> _WHAT IS EXPECTED_: Print every entry, word for word, and skip the images.

> _EXCERPTED RECORDS_:
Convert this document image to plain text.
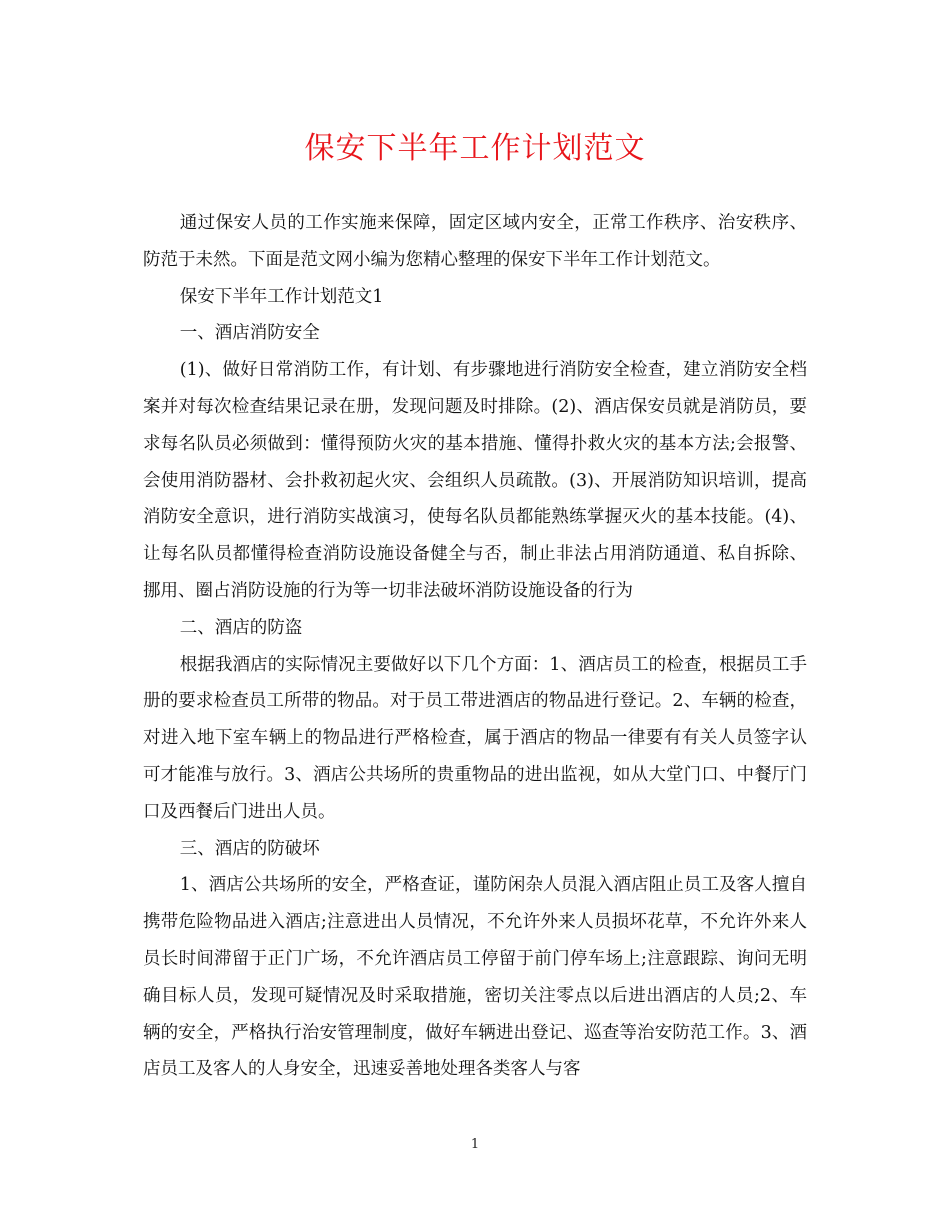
保安下半年工作计划范文

通过保安人员的工作实施来保障，固定区域内安全，正常工作秩序、治安秩序、防范于未然。下面是范文网小编为您精心整理的保安下半年工作计划范文。

保安下半年工作计划范文1

一、酒店消防安全

(1)、做好日常消防工作，有计划、有步骤地进行消防安全检查，建立消防安全档案并对每次检查结果记录在册，发现问题及时排除。(2)、酒店保安员就是消防员，要求每名队员必须做到：懂得预防火灾的基本措施、懂得扑救火灾的基本方法;会报警、会使用消防器材、会扑救初起火灾、会组织人员疏散。(3)、开展消防知识培训，提高消防安全意识，进行消防实战演习，使每名队员都能熟练掌握灭火的基本技能。(4)、让每名队员都懂得检查消防设施设备健全与否，制止非法占用消防通道、私自拆除、挪用、圈占消防设施的行为等一切非法破坏消防设施设备的行为

二、酒店的防盗

根据我酒店的实际情况主要做好以下几个方面：1、酒店员工的检查，根据员工手册的要求检查员工所带的物品。对于员工带进酒店的物品进行登记。2、车辆的检查，对进入地下室车辆上的物品进行严格检查，属于酒店的物品一律要有有关人员签字认可才能准与放行。3、酒店公共场所的贵重物品的进出监视，如从大堂门口、中餐厅门口及西餐后门进出人员。

三、酒店的防破坏

1、酒店公共场所的安全，严格查证，谨防闲杂人员混入酒店阻止员工及客人擅自携带危险物品进入酒店;注意进出人员情况，不允许外来人员损坏花草，不允许外来人员长时间滞留于正门广场，不允许酒店员工停留于前门停车场上;注意跟踪、询问无明确目标人员，发现可疑情况及时采取措施，密切关注零点以后进出酒店的人员;2、车辆的安全，严格执行治安管理制度，做好车辆进出登记、巡查等治安防范工作。3、酒店员工及客人的人身安全，迅速妥善地处理各类客人与客

1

> _FINISHED EXERCISE_:
Convert this document image to plain text.
保安下半年工作计划范文

通过保安人员的工作实施来保障，固定区域内安全，正常工作秩序、治安秩序、防范于未然。下面是范文网小编为您精心整理的保安下半年工作计划范文。

保安下半年工作计划范文1

一、酒店消防安全

(1)、做好日常消防工作，有计划、有步骤地进行消防安全检查，建立消防安全档案并对每次检查结果记录在册，发现问题及时排除。(2)、酒店保安员就是消防员，要求每名队员必须做到：懂得预防火灾的基本措施、懂得扑救火灾的基本方法;会报警、会使用消防器材、会扑救初起火灾、会组织人员疏散。(3)、开展消防知识培训，提高消防安全意识，进行消防实战演习，使每名队员都能熟练掌握灭火的基本技能。(4)、让每名队员都懂得检查消防设施设备健全与否，制止非法占用消防通道、私自拆除、挪用、圈占消防设施的行为等一切非法破坏消防设施设备的行为

二、酒店的防盗

根据我酒店的实际情况主要做好以下几个方面：1、酒店员工的检查，根据员工手册的要求检查员工所带的物品。对于员工带进酒店的物品进行登记。2、车辆的检查，对进入地下室车辆上的物品进行严格检查，属于酒店的物品一律要有有关人员签字认可才能准与放行。3、酒店公共场所的贵重物品的进出监视，如从大堂门口、中餐厅门口及西餐后门进出人员。

三、酒店的防破坏

1、酒店公共场所的安全，严格查证，谨防闲杂人员混入酒店阻止员工及客人擅自携带危险物品进入酒店;注意进出人员情况，不允许外来人员损坏花草，不允许外来人员长时间滞留于正门广场，不允许酒店员工停留于前门停车场上;注意跟踪、询问无明确目标人员，发现可疑情况及时采取措施，密切关注零点以后进出酒店的人员;2、车辆的安全，严格执行治安管理制度，做好车辆进出登记、巡查等治安防范工作。3、酒店员工及客人的人身安全，迅速妥善地处理各类客人与客

1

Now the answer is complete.